** START **
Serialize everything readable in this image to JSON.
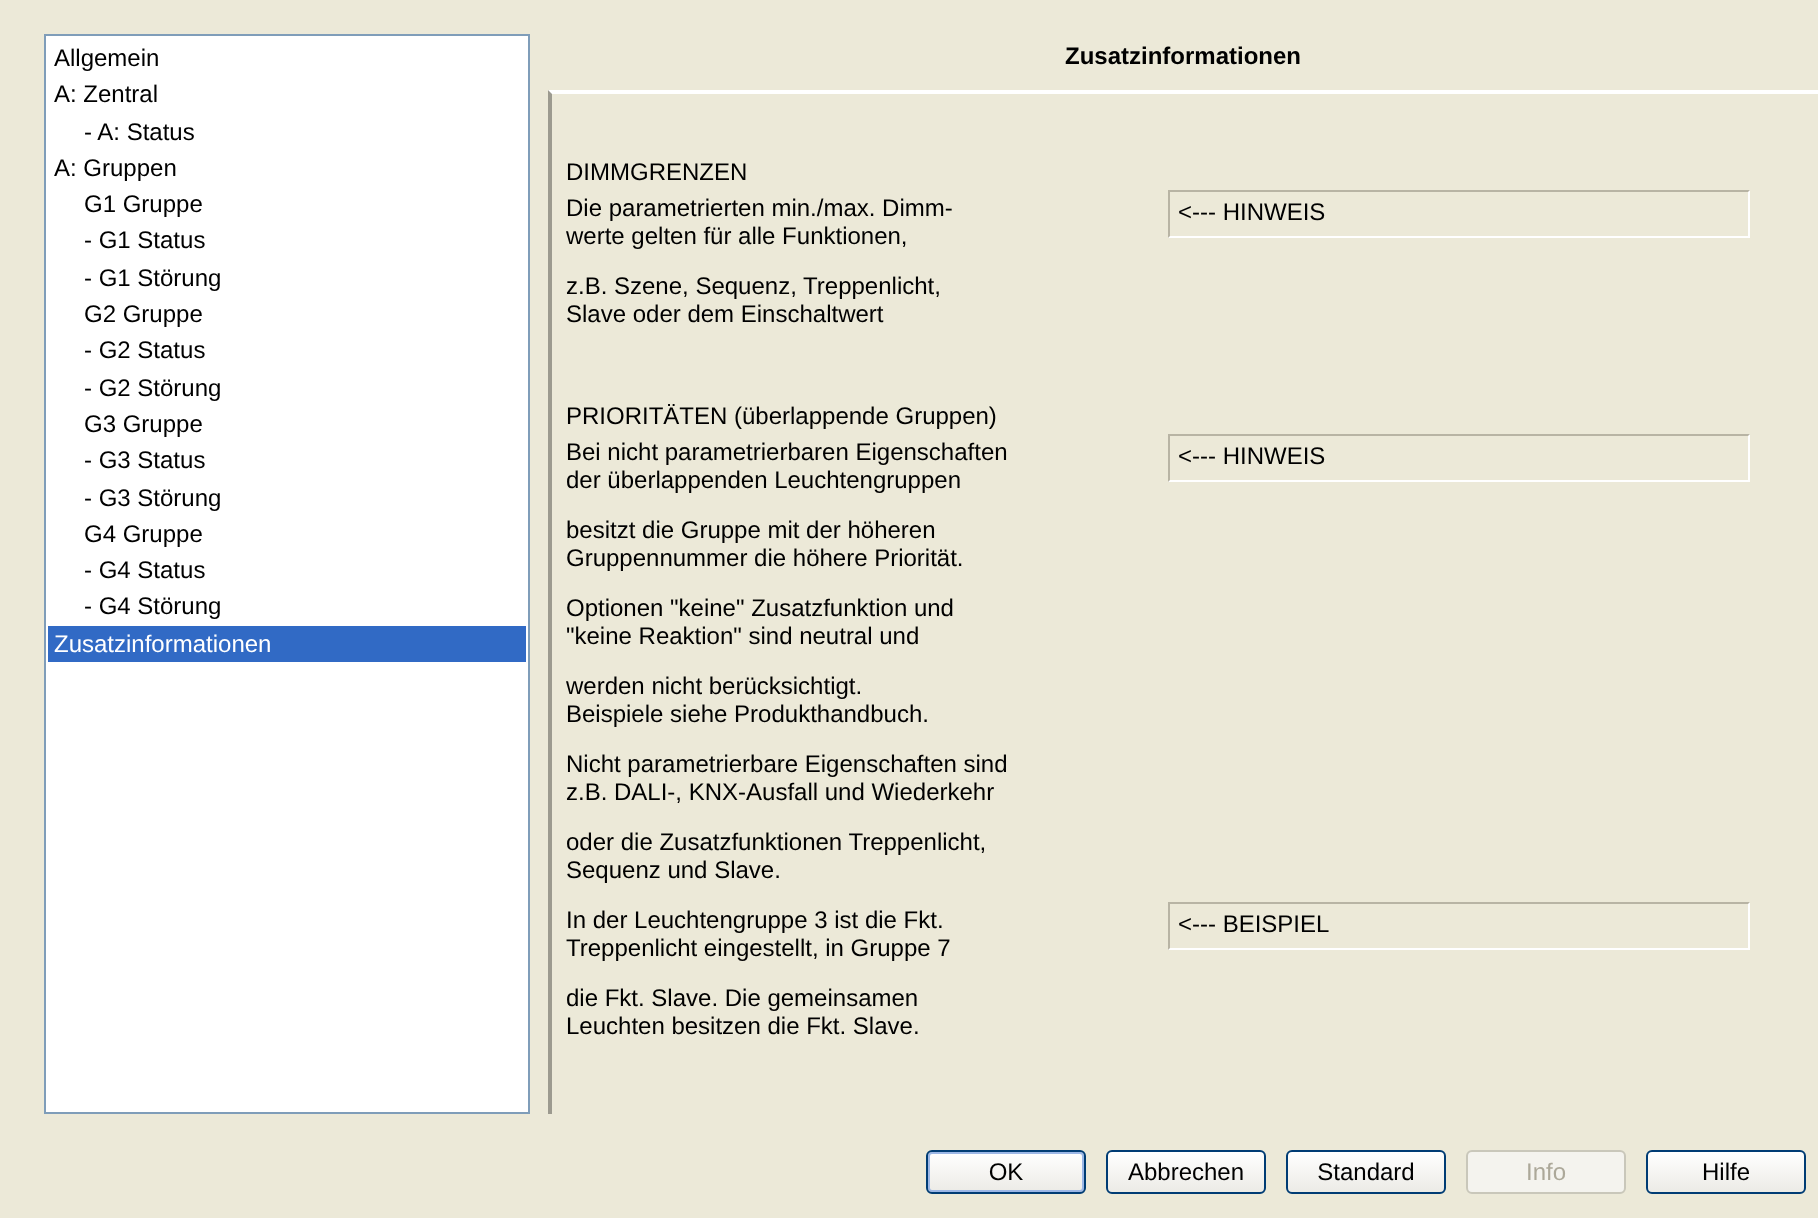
{
  "sidebar": {
    "items": [
      {
        "label": "Allgemein",
        "selected": false
      },
      {
        "label": "A: Zentral",
        "selected": false,
        "children": [
          {
            "label": "- A: Status",
            "selected": false
          }
        ]
      },
      {
        "label": "A: Gruppen",
        "selected": false,
        "children": [
          {
            "label": "G1 Gruppe",
            "selected": false
          },
          {
            "label": "- G1 Status",
            "selected": false
          },
          {
            "label": "- G1 Störung",
            "selected": false
          },
          {
            "label": "G2 Gruppe",
            "selected": false
          },
          {
            "label": "- G2 Status",
            "selected": false
          },
          {
            "label": "- G2 Störung",
            "selected": false
          },
          {
            "label": "G3 Gruppe",
            "selected": false
          },
          {
            "label": "- G3 Status",
            "selected": false
          },
          {
            "label": "- G3 Störung",
            "selected": false
          },
          {
            "label": "G4 Gruppe",
            "selected": false
          },
          {
            "label": "- G4 Status",
            "selected": false
          },
          {
            "label": "- G4 Störung",
            "selected": false
          }
        ]
      },
      {
        "label": "Zusatzinformationen",
        "selected": true
      }
    ]
  },
  "panel": {
    "title": "Zusatzinformationen",
    "rows": [
      {
        "kind": "heading",
        "text": "DIMMGRENZEN"
      },
      {
        "kind": "text",
        "lines": [
          "Die parametrierten min./max. Dimm-",
          "werte gelten für alle Funktionen,"
        ],
        "hint": "<--- HINWEIS"
      },
      {
        "kind": "text",
        "lines": [
          "z.B. Szene, Sequenz, Treppenlicht,",
          "Slave oder dem Einschaltwert"
        ]
      },
      {
        "kind": "heading",
        "text": "PRIORITÄTEN (überlappende Gruppen)"
      },
      {
        "kind": "text",
        "lines": [
          "Bei nicht parametrierbaren Eigenschaften",
          "der überlappenden Leuchtengruppen"
        ],
        "hint": "<--- HINWEIS"
      },
      {
        "kind": "text",
        "lines": [
          "besitzt die Gruppe mit der höheren",
          "Gruppennummer die höhere Priorität."
        ]
      },
      {
        "kind": "text",
        "lines": [
          "Optionen \"keine\" Zusatzfunktion und",
          "\"keine Reaktion\" sind neutral und"
        ]
      },
      {
        "kind": "text",
        "lines": [
          "werden nicht berücksichtigt.",
          "Beispiele siehe Produkthandbuch."
        ]
      },
      {
        "kind": "text",
        "lines": [
          "Nicht parametrierbare Eigenschaften sind",
          "z.B. DALI-, KNX-Ausfall und Wiederkehr"
        ]
      },
      {
        "kind": "text",
        "lines": [
          "oder die Zusatzfunktionen Treppenlicht,",
          "Sequenz und Slave."
        ]
      },
      {
        "kind": "text",
        "lines": [
          "In der Leuchtengruppe 3 ist die Fkt.",
          "Treppenlicht eingestellt, in Gruppe 7"
        ],
        "hint": "<--- BEISPIEL"
      },
      {
        "kind": "text",
        "lines": [
          "die Fkt. Slave. Die gemeinsamen",
          "Leuchten besitzen die Fkt. Slave."
        ]
      }
    ]
  },
  "buttons": [
    {
      "label": "OK",
      "disabled": false,
      "default": true
    },
    {
      "label": "Abbrechen",
      "disabled": false,
      "default": false
    },
    {
      "label": "Standard",
      "disabled": false,
      "default": false
    },
    {
      "label": "Info",
      "disabled": true,
      "default": false
    },
    {
      "label": "Hilfe",
      "disabled": false,
      "default": false
    }
  ]
}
** END **
* PROBLEM DETAILS:
Give every record again exactly, apart from the pictures, which stay out.

* SOLUTION TO THE EXERCISE:
Serialize everything readable in this image to JSON.
{
  "sidebar": {
    "items": [
      {
        "label": "Allgemein",
        "selected": false
      },
      {
        "label": "A: Zentral",
        "selected": false,
        "children": [
          {
            "label": "- A: Status",
            "selected": false
          }
        ]
      },
      {
        "label": "A: Gruppen",
        "selected": false,
        "children": [
          {
            "label": "G1 Gruppe",
            "selected": false
          },
          {
            "label": "- G1 Status",
            "selected": false
          },
          {
            "label": "- G1 Störung",
            "selected": false
          },
          {
            "label": "G2 Gruppe",
            "selected": false
          },
          {
            "label": "- G2 Status",
            "selected": false
          },
          {
            "label": "- G2 Störung",
            "selected": false
          },
          {
            "label": "G3 Gruppe",
            "selected": false
          },
          {
            "label": "- G3 Status",
            "selected": false
          },
          {
            "label": "- G3 Störung",
            "selected": false
          },
          {
            "label": "G4 Gruppe",
            "selected": false
          },
          {
            "label": "- G4 Status",
            "selected": false
          },
          {
            "label": "- G4 Störung",
            "selected": false
          }
        ]
      },
      {
        "label": "Zusatzinformationen",
        "selected": true
      }
    ]
  },
  "panel": {
    "title": "Zusatzinformationen",
    "rows": [
      {
        "kind": "heading",
        "text": "DIMMGRENZEN"
      },
      {
        "kind": "text",
        "lines": [
          "Die parametrierten min./max. Dimm-",
          "werte gelten für alle Funktionen,"
        ],
        "hint": "<--- HINWEIS"
      },
      {
        "kind": "text",
        "lines": [
          "z.B. Szene, Sequenz, Treppenlicht,",
          "Slave oder dem Einschaltwert"
        ]
      },
      {
        "kind": "heading",
        "text": "PRIORITÄTEN (überlappende Gruppen)"
      },
      {
        "kind": "text",
        "lines": [
          "Bei nicht parametrierbaren Eigenschaften",
          "der überlappenden Leuchtengruppen"
        ],
        "hint": "<--- HINWEIS"
      },
      {
        "kind": "text",
        "lines": [
          "besitzt die Gruppe mit der höheren",
          "Gruppennummer die höhere Priorität."
        ]
      },
      {
        "kind": "text",
        "lines": [
          "Optionen \"keine\" Zusatzfunktion und",
          "\"keine Reaktion\" sind neutral und"
        ]
      },
      {
        "kind": "text",
        "lines": [
          "werden nicht berücksichtigt.",
          "Beispiele siehe Produkthandbuch."
        ]
      },
      {
        "kind": "text",
        "lines": [
          "Nicht parametrierbare Eigenschaften sind",
          "z.B. DALI-, KNX-Ausfall und Wiederkehr"
        ]
      },
      {
        "kind": "text",
        "lines": [
          "oder die Zusatzfunktionen Treppenlicht,",
          "Sequenz und Slave."
        ]
      },
      {
        "kind": "text",
        "lines": [
          "In der Leuchtengruppe 3 ist die Fkt.",
          "Treppenlicht eingestellt, in Gruppe 7"
        ],
        "hint": "<--- BEISPIEL"
      },
      {
        "kind": "text",
        "lines": [
          "die Fkt. Slave. Die gemeinsamen",
          "Leuchten besitzen die Fkt. Slave."
        ]
      }
    ]
  },
  "buttons": [
    {
      "label": "OK",
      "disabled": false,
      "default": true
    },
    {
      "label": "Abbrechen",
      "disabled": false,
      "default": false
    },
    {
      "label": "Standard",
      "disabled": false,
      "default": false
    },
    {
      "label": "Info",
      "disabled": true,
      "default": false
    },
    {
      "label": "Hilfe",
      "disabled": false,
      "default": false
    }
  ]
}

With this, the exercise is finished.